==== SUPPLIED RECORDS

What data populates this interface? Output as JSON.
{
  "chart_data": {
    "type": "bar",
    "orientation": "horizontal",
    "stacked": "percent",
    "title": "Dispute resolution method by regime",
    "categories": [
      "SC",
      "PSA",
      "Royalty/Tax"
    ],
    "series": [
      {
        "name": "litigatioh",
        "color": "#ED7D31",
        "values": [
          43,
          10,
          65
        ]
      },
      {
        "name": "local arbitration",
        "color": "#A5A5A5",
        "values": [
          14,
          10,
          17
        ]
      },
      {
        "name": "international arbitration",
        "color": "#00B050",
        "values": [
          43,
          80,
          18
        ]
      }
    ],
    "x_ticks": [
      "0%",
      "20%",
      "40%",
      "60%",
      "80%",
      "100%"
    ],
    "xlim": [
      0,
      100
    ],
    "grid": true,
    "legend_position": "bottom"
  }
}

========

### GIVEN INSTRUCTION:
For the entries above, count the lines that contain the string "arbitration", and state that number without further comment.

### OUTPUT FOR THIS TASK:
2